Data records:
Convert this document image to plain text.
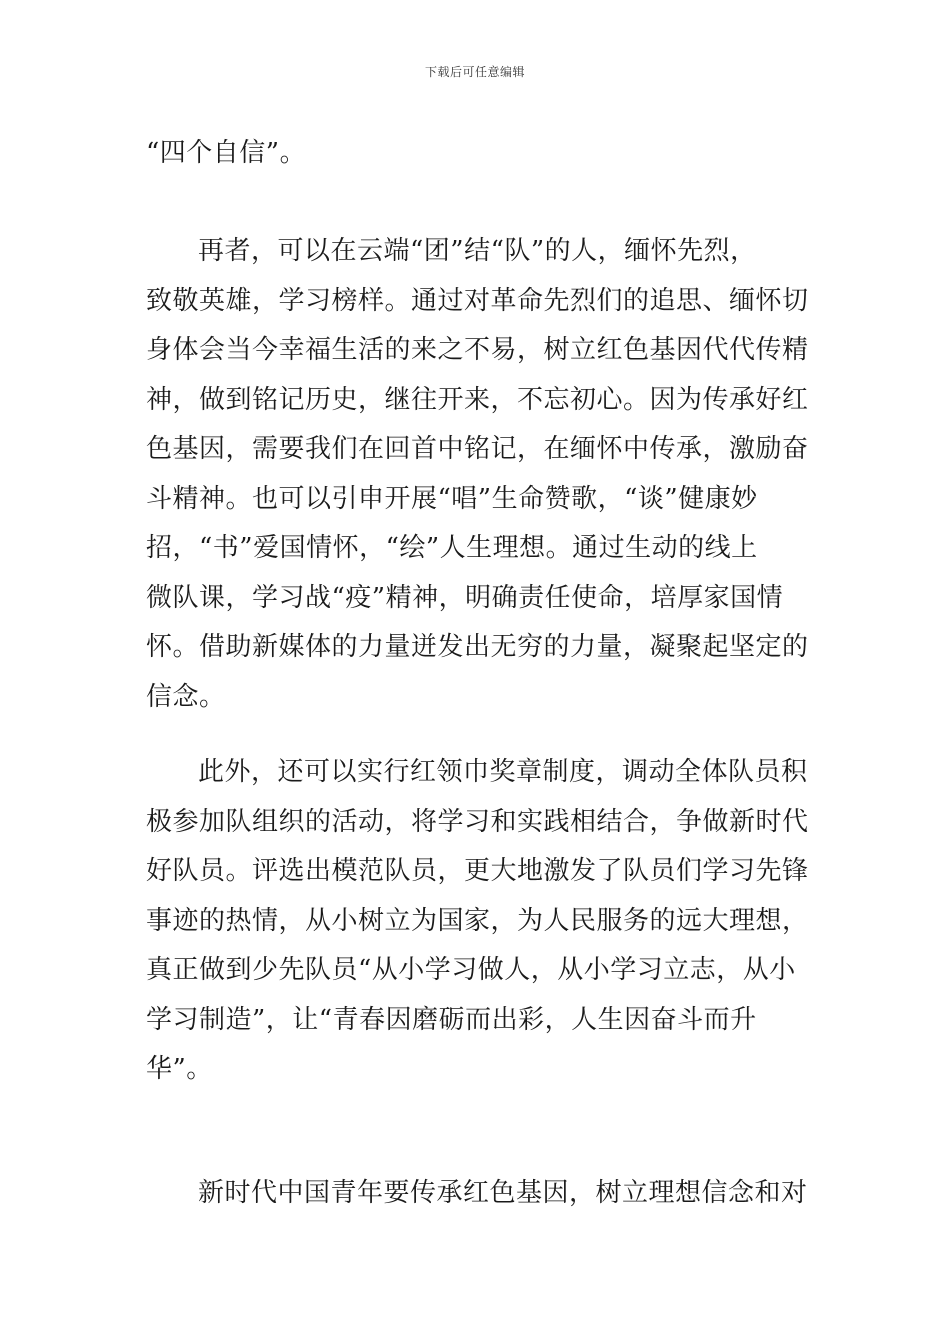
下载后可任意编辑
“四个自信”。
再者，可以在云端“团”结“队”的人，缅怀先烈，
致敬英雄，学习榜样。通过对革命先烈们的追思、缅怀切
身体会当今幸福生活的来之不易，树立红色基因代代传精
神，做到铭记历史，继往开来，不忘初心。因为传承好红
色基因，需要我们在回首中铭记，在缅怀中传承，激励奋
斗精神。也可以引申开展“唱”生命赞歌，“谈”健康妙
招，“书”爱国情怀，“绘”人生理想。通过生动的线上
微队课，学习战“疫”精神，明确责任使命，培厚家国情
怀。借助新媒体的力量迸发出无穷的力量，凝聚起坚定的
信念。
此外，还可以实行红领巾奖章制度，调动全体队员积
极参加队组织的活动，将学习和实践相结合，争做新时代
好队员。评选出模范队员，更大地激发了队员们学习先锋
事迹的热情，从小树立为国家，为人民服务的远大理想，
真正做到少先队员“从小学习做人，从小学习立志，从小
学习制造”，让“青春因磨砺而出彩，人生因奋斗而升
华”。
新时代中国青年要传承红色基因，树立理想信念和对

* WHAT YOU HAVE TO DO:
Please set down each line of the data above exactly as written, without the pictures.

* RESPONSE TO THIS EXERCISE:
Convert this document image to plain text.
下载后可任意编辑
“四个自信”。
再者，可以在云端“团”结“队”的人，缅怀先烈，
致敬英雄，学习榜样。通过对革命先烈们的追思、缅怀切
身体会当今幸福生活的来之不易，树立红色基因代代传精
神，做到铭记历史，继往开来，不忘初心。因为传承好红
色基因，需要我们在回首中铭记，在缅怀中传承，激励奋
斗精神。也可以引申开展“唱”生命赞歌，“谈”健康妙
招，“书”爱国情怀，“绘”人生理想。通过生动的线上
微队课，学习战“疫”精神，明确责任使命，培厚家国情
怀。借助新媒体的力量迸发出无穷的力量，凝聚起坚定的
信念。
此外，还可以实行红领巾奖章制度，调动全体队员积
极参加队组织的活动，将学习和实践相结合，争做新时代
好队员。评选出模范队员，更大地激发了队员们学习先锋
事迹的热情，从小树立为国家，为人民服务的远大理想，
真正做到少先队员“从小学习做人，从小学习立志，从小
学习制造”，让“青春因磨砺而出彩，人生因奋斗而升
华”。
新时代中国青年要传承红色基因，树立理想信念和对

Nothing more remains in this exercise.